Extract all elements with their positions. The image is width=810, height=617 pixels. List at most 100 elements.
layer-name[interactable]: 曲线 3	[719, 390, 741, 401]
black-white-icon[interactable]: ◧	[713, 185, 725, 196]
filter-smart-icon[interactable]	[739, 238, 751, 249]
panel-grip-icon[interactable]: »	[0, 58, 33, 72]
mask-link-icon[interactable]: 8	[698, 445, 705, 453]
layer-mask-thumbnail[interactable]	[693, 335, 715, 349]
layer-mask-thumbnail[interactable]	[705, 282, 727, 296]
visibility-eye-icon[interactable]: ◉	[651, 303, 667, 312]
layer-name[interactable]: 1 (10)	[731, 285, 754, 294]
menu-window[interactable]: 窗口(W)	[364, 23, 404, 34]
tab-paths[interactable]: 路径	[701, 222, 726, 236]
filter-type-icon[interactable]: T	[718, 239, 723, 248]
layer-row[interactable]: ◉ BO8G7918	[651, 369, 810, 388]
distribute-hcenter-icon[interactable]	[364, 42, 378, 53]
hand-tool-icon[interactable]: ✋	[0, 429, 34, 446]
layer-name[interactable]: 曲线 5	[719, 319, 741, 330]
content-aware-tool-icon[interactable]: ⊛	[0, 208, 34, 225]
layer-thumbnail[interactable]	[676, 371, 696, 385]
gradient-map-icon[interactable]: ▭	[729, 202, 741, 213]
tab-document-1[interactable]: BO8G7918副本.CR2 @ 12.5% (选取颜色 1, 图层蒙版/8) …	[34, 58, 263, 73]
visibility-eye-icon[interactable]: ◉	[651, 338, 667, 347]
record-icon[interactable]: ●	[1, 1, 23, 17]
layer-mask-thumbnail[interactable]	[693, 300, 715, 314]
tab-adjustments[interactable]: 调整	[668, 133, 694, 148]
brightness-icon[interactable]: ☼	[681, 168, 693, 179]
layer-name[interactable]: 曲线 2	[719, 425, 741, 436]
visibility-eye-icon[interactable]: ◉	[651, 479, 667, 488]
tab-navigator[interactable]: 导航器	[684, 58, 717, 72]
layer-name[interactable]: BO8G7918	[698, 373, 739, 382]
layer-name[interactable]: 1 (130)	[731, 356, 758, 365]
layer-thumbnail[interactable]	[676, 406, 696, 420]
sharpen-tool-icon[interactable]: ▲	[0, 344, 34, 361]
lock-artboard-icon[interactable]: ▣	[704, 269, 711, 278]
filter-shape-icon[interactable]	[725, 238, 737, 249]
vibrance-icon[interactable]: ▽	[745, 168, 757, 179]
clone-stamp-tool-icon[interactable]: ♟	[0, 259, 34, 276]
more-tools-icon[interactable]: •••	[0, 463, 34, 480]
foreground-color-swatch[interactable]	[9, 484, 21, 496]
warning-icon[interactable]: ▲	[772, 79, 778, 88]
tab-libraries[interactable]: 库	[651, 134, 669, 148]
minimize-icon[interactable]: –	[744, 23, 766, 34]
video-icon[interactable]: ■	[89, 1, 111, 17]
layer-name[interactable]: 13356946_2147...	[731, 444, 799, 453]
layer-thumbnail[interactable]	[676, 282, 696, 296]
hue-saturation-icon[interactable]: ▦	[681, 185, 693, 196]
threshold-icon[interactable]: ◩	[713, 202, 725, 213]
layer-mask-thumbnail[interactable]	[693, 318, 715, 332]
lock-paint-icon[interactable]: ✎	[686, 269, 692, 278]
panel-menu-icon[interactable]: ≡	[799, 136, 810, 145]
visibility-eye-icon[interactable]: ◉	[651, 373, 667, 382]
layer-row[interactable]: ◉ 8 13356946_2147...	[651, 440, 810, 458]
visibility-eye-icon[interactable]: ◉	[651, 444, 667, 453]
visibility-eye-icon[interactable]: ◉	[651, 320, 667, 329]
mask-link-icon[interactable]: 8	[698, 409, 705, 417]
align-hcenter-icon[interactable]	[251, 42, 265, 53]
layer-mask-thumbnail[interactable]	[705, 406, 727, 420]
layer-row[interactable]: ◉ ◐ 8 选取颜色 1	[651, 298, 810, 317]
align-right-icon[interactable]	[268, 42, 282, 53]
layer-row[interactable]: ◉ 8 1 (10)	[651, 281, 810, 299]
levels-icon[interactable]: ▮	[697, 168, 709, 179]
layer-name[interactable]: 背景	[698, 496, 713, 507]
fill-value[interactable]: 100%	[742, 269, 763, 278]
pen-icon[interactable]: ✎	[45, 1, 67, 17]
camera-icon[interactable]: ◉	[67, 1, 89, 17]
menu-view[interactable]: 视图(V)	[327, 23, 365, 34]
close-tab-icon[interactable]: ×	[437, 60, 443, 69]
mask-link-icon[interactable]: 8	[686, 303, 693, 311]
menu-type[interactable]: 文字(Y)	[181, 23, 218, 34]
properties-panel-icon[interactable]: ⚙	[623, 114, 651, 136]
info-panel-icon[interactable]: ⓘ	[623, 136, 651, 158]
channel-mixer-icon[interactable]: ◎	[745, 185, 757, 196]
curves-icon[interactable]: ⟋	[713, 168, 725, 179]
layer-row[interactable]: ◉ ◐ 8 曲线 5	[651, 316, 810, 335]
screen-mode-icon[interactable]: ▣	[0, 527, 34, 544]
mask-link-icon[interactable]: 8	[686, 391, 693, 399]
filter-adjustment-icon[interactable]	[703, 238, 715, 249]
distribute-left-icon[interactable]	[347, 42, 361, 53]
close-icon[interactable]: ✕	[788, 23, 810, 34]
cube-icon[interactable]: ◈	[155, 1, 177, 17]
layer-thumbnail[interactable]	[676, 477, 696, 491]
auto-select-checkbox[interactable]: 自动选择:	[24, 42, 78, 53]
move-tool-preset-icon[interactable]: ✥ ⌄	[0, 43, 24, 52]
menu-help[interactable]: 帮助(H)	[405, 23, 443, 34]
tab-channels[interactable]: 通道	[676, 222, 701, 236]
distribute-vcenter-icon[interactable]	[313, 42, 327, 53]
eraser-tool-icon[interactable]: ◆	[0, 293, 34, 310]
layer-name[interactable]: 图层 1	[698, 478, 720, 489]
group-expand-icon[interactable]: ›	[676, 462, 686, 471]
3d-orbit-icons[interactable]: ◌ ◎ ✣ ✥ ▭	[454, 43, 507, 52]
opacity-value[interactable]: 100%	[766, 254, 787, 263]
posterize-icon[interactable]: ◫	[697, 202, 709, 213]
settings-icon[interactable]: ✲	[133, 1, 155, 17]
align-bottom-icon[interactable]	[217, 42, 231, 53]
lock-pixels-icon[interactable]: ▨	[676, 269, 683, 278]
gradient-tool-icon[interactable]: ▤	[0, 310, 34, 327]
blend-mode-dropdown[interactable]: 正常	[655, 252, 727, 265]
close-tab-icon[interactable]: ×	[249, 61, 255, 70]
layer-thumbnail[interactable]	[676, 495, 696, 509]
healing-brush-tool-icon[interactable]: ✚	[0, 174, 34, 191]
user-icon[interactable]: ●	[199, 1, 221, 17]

Set task: Rewrite the entries from the first line through the line containing "208, 34, 225]", replacing "layer-name" with "layer-label" and leaving everything else unchanged.

Answer in full:
Extract all elements with their positions. The image is width=810, height=617 pixels. List at most 100 elements.
layer-label[interactable]: 曲线 3	[719, 390, 741, 401]
black-white-icon[interactable]: ◧	[713, 185, 725, 196]
filter-smart-icon[interactable]	[739, 238, 751, 249]
panel-grip-icon[interactable]: »	[0, 58, 33, 72]
mask-link-icon[interactable]: 8	[698, 445, 705, 453]
layer-mask-thumbnail[interactable]	[693, 335, 715, 349]
layer-mask-thumbnail[interactable]	[705, 282, 727, 296]
visibility-eye-icon[interactable]: ◉	[651, 303, 667, 312]
layer-label[interactable]: 1 (10)	[731, 285, 754, 294]
menu-window[interactable]: 窗口(W)	[364, 23, 404, 34]
tab-paths[interactable]: 路径	[701, 222, 726, 236]
filter-type-icon[interactable]: T	[718, 239, 723, 248]
layer-row[interactable]: ◉ BO8G7918	[651, 369, 810, 388]
distribute-hcenter-icon[interactable]	[364, 42, 378, 53]
hand-tool-icon[interactable]: ✋	[0, 429, 34, 446]
layer-label[interactable]: 曲线 5	[719, 319, 741, 330]
content-aware-tool-icon[interactable]: ⊛	[0, 208, 34, 225]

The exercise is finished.